◆ Task objective
Look through the data below and count each line where the word "class" appears. Reply with the count alone.

Stored data entries
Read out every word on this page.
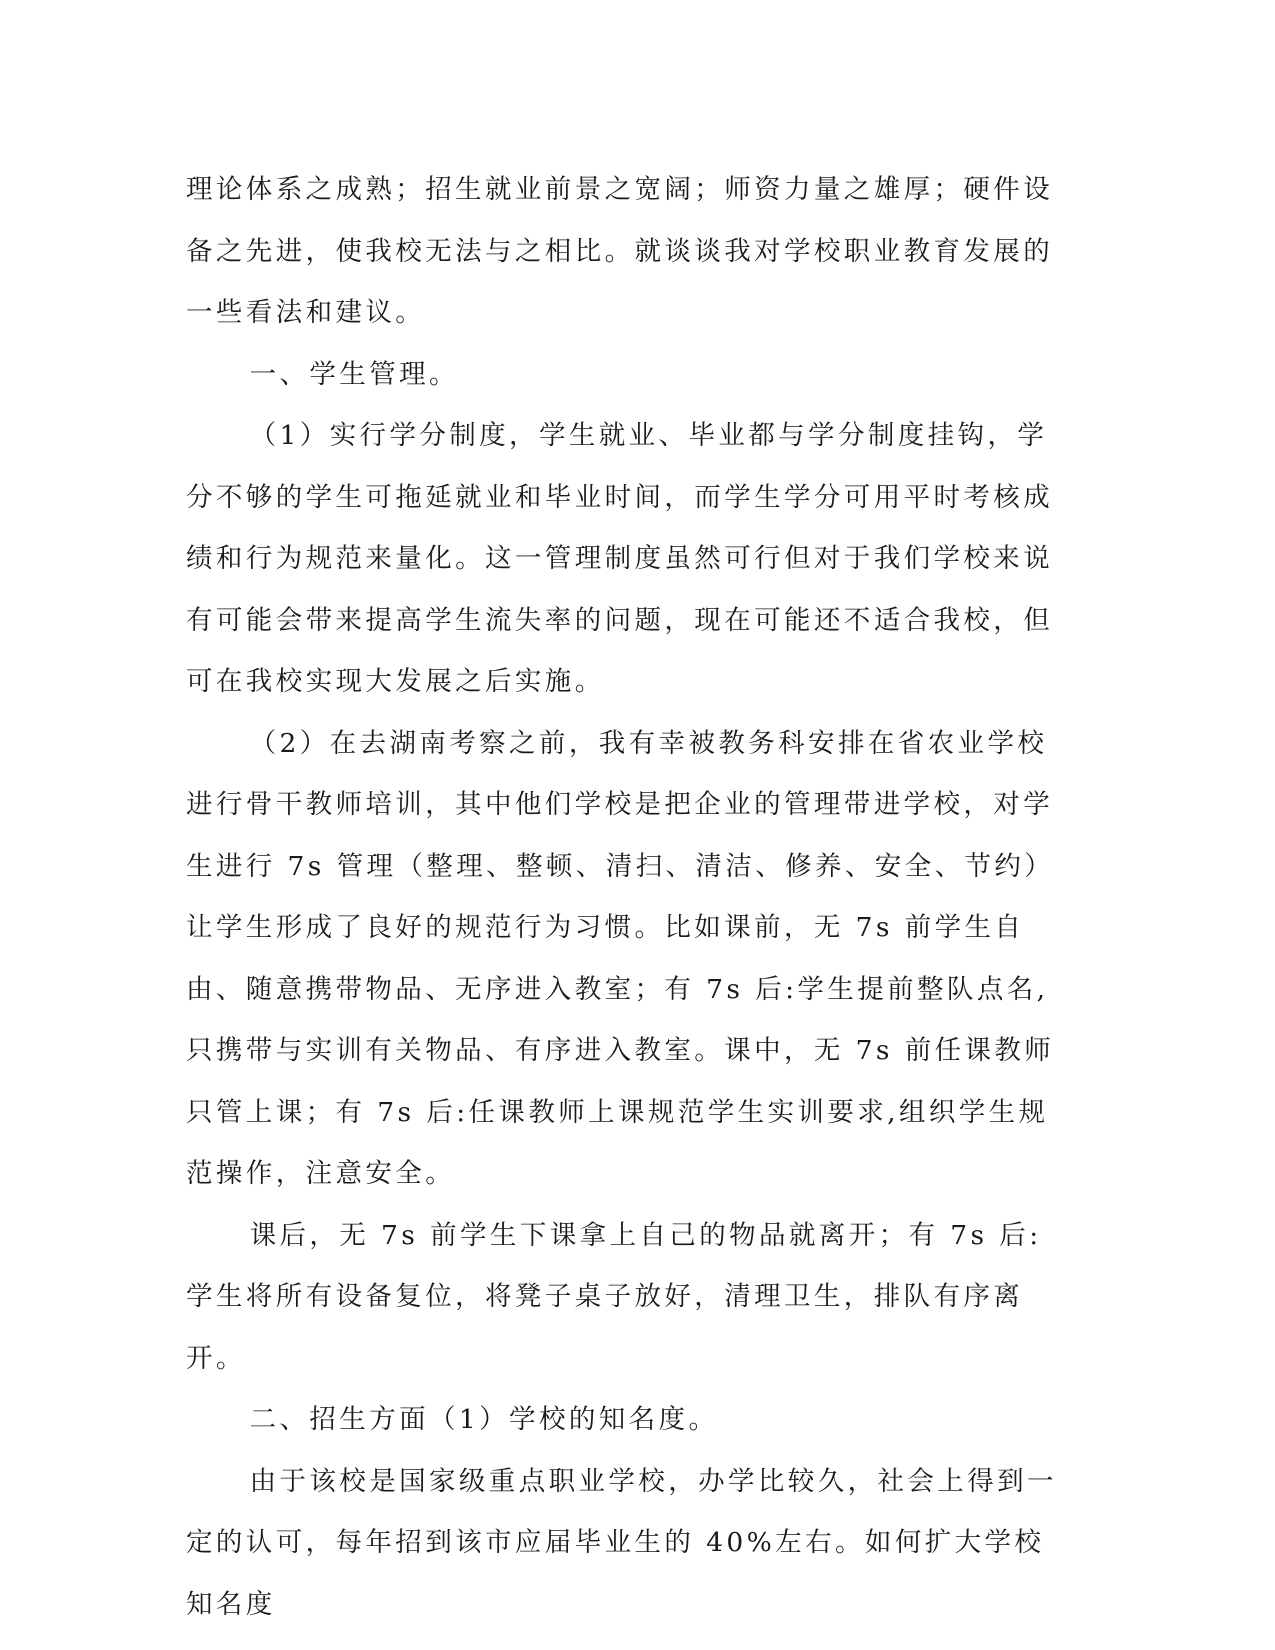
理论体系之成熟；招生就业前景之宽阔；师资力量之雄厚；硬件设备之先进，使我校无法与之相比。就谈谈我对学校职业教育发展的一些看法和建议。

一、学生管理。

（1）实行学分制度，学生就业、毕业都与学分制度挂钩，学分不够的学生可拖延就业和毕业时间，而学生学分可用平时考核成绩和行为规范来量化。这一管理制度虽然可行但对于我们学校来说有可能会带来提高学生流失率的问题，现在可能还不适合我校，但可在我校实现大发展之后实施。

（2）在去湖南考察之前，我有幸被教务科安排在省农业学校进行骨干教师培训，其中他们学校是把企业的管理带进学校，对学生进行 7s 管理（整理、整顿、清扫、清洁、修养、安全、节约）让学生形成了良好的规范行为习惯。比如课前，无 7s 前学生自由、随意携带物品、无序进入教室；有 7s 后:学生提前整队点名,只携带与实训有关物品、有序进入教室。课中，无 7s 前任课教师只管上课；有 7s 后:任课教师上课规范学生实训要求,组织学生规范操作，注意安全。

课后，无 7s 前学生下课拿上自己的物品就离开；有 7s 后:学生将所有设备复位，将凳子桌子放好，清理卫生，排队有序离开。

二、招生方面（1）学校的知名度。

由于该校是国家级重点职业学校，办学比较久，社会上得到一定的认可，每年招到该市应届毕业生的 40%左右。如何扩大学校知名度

==

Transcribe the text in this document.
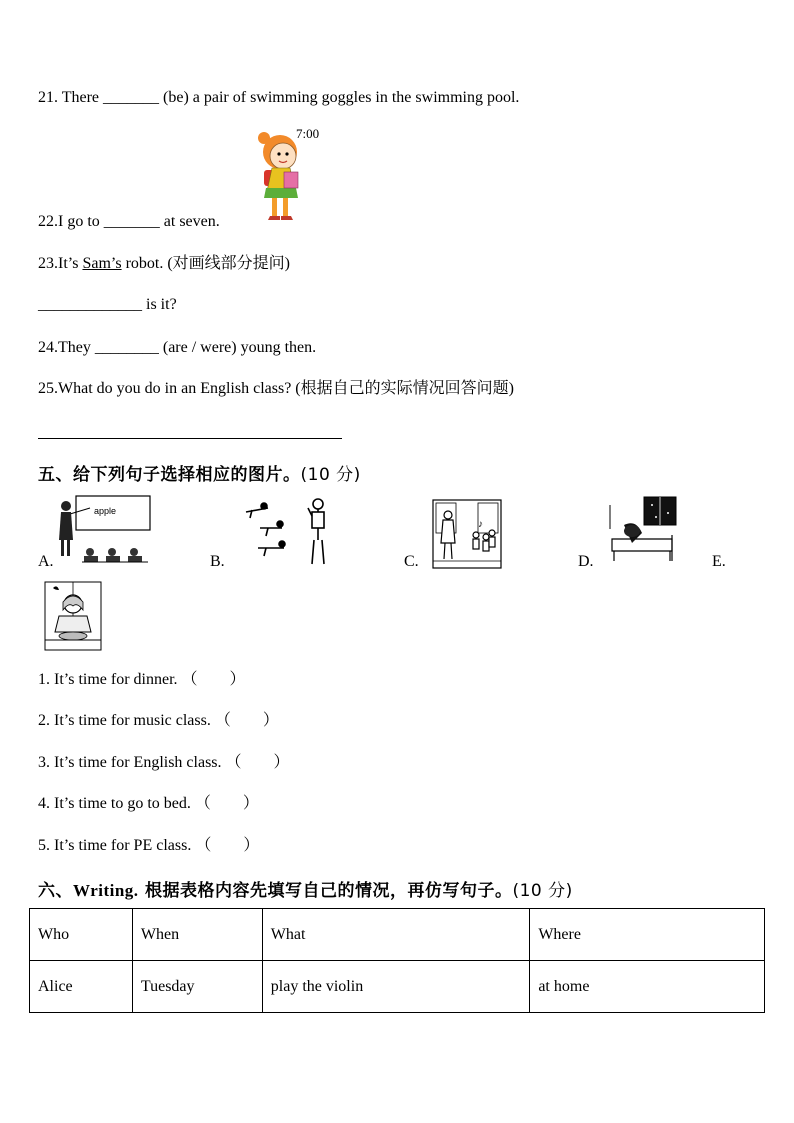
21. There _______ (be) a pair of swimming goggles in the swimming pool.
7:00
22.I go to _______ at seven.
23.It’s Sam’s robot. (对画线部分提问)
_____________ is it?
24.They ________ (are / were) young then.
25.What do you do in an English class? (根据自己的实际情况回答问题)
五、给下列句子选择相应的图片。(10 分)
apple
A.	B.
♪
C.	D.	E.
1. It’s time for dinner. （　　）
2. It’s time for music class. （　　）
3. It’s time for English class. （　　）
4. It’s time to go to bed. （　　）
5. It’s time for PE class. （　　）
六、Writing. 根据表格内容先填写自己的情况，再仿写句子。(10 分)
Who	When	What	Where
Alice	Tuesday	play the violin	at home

◆ In response
4